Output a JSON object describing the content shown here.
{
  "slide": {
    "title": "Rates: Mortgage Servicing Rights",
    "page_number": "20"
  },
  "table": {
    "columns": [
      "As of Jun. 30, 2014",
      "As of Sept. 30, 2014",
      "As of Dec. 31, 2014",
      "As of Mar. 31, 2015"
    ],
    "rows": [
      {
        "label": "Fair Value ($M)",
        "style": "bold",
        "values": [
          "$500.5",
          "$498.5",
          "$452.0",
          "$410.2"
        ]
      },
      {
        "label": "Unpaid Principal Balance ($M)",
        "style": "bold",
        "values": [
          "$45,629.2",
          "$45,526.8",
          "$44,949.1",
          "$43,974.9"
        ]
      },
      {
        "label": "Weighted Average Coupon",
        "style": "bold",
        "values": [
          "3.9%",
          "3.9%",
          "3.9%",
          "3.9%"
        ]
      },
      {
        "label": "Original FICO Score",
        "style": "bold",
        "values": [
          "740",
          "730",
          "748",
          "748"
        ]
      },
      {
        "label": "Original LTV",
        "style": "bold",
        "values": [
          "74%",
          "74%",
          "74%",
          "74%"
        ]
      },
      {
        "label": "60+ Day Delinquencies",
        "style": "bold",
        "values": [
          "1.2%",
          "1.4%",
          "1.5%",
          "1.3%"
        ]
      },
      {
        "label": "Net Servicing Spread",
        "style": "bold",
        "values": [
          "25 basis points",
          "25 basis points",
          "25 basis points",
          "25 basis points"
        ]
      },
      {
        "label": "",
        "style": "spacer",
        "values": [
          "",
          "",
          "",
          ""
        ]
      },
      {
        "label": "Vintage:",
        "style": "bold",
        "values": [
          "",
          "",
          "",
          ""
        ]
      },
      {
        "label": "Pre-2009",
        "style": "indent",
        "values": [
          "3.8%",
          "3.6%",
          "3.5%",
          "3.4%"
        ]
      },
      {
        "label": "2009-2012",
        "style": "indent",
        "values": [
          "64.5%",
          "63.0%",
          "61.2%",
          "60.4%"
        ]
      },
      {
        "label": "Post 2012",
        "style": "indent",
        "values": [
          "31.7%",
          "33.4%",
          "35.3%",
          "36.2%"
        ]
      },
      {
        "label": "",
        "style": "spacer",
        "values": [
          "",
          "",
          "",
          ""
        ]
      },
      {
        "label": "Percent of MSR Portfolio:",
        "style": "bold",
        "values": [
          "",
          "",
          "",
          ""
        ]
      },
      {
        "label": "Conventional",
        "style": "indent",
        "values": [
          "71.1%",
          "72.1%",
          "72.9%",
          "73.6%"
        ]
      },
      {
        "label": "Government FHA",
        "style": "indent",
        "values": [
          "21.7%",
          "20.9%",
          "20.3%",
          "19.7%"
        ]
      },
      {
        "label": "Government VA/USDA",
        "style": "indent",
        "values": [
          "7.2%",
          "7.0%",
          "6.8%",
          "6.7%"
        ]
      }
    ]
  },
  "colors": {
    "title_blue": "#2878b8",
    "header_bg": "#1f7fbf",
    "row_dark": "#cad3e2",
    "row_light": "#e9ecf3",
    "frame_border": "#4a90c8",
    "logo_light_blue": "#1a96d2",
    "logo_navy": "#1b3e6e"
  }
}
************
• Required task: Print out all the entries precisely as written.

• Finished exercise:
Output a JSON object describing the content shown here.
{
  "slide": {
    "title": "Rates: Mortgage Servicing Rights",
    "page_number": "20"
  },
  "table": {
    "columns": [
      "As of Jun. 30, 2014",
      "As of Sept. 30, 2014",
      "As of Dec. 31, 2014",
      "As of Mar. 31, 2015"
    ],
    "rows": [
      {
        "label": "Fair Value ($M)",
        "style": "bold",
        "values": [
          "$500.5",
          "$498.5",
          "$452.0",
          "$410.2"
        ]
      },
      {
        "label": "Unpaid Principal Balance ($M)",
        "style": "bold",
        "values": [
          "$45,629.2",
          "$45,526.8",
          "$44,949.1",
          "$43,974.9"
        ]
      },
      {
        "label": "Weighted Average Coupon",
        "style": "bold",
        "values": [
          "3.9%",
          "3.9%",
          "3.9%",
          "3.9%"
        ]
      },
      {
        "label": "Original FICO Score",
        "style": "bold",
        "values": [
          "740",
          "730",
          "748",
          "748"
        ]
      },
      {
        "label": "Original LTV",
        "style": "bold",
        "values": [
          "74%",
          "74%",
          "74%",
          "74%"
        ]
      },
      {
        "label": "60+ Day Delinquencies",
        "style": "bold",
        "values": [
          "1.2%",
          "1.4%",
          "1.5%",
          "1.3%"
        ]
      },
      {
        "label": "Net Servicing Spread",
        "style": "bold",
        "values": [
          "25 basis points",
          "25 basis points",
          "25 basis points",
          "25 basis points"
        ]
      },
      {
        "label": "",
        "style": "spacer",
        "values": [
          "",
          "",
          "",
          ""
        ]
      },
      {
        "label": "Vintage:",
        "style": "bold",
        "values": [
          "",
          "",
          "",
          ""
        ]
      },
      {
        "label": "Pre-2009",
        "style": "indent",
        "values": [
          "3.8%",
          "3.6%",
          "3.5%",
          "3.4%"
        ]
      },
      {
        "label": "2009-2012",
        "style": "indent",
        "values": [
          "64.5%",
          "63.0%",
          "61.2%",
          "60.4%"
        ]
      },
      {
        "label": "Post 2012",
        "style": "indent",
        "values": [
          "31.7%",
          "33.4%",
          "35.3%",
          "36.2%"
        ]
      },
      {
        "label": "",
        "style": "spacer",
        "values": [
          "",
          "",
          "",
          ""
        ]
      },
      {
        "label": "Percent of MSR Portfolio:",
        "style": "bold",
        "values": [
          "",
          "",
          "",
          ""
        ]
      },
      {
        "label": "Conventional",
        "style": "indent",
        "values": [
          "71.1%",
          "72.1%",
          "72.9%",
          "73.6%"
        ]
      },
      {
        "label": "Government FHA",
        "style": "indent",
        "values": [
          "21.7%",
          "20.9%",
          "20.3%",
          "19.7%"
        ]
      },
      {
        "label": "Government VA/USDA",
        "style": "indent",
        "values": [
          "7.2%",
          "7.0%",
          "6.8%",
          "6.7%"
        ]
      }
    ]
  },
  "colors": {
    "title_blue": "#2878b8",
    "header_bg": "#1f7fbf",
    "row_dark": "#cad3e2",
    "row_light": "#e9ecf3",
    "frame_border": "#4a90c8",
    "logo_light_blue": "#1a96d2",
    "logo_navy": "#1b3e6e"
  }
}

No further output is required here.